-- Work to be completed --
Of all the lines in the records, how many hold the word "Судиславского"? Answer with the number only.

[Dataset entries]
(begin)

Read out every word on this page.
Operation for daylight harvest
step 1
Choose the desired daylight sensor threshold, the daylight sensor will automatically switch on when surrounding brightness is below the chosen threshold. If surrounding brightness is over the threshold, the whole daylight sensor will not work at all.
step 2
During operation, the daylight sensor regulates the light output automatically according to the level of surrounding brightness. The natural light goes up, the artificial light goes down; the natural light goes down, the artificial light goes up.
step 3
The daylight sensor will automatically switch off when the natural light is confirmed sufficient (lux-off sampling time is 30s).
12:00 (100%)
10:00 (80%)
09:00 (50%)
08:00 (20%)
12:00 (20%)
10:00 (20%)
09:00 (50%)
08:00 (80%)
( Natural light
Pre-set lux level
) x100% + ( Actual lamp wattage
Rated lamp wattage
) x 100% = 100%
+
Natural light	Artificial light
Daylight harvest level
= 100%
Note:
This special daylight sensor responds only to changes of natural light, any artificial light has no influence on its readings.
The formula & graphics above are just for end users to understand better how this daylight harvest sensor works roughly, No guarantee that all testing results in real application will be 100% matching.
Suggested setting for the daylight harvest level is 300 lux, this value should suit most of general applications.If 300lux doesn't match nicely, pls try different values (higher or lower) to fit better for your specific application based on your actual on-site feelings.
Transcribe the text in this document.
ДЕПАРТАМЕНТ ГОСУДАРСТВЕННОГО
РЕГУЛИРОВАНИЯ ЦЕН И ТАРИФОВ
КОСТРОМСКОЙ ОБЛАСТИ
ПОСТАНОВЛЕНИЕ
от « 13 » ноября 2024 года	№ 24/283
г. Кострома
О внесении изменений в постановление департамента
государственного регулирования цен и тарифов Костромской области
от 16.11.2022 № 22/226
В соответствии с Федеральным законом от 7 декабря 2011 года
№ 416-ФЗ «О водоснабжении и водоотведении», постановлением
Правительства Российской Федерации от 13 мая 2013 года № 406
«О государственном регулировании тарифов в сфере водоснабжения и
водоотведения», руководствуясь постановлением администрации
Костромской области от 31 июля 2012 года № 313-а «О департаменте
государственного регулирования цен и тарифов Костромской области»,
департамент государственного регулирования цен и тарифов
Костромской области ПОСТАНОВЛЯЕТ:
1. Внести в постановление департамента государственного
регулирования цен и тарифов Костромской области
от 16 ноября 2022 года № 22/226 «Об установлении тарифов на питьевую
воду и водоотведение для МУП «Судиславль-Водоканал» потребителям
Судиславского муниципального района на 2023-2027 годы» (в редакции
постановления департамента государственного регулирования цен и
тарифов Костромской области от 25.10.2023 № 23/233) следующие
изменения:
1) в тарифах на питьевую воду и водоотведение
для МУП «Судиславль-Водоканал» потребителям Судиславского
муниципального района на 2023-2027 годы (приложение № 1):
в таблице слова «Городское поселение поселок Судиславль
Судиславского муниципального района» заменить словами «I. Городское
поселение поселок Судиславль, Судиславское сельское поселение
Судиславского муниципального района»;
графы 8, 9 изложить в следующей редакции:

(end)

-- Written reply --
4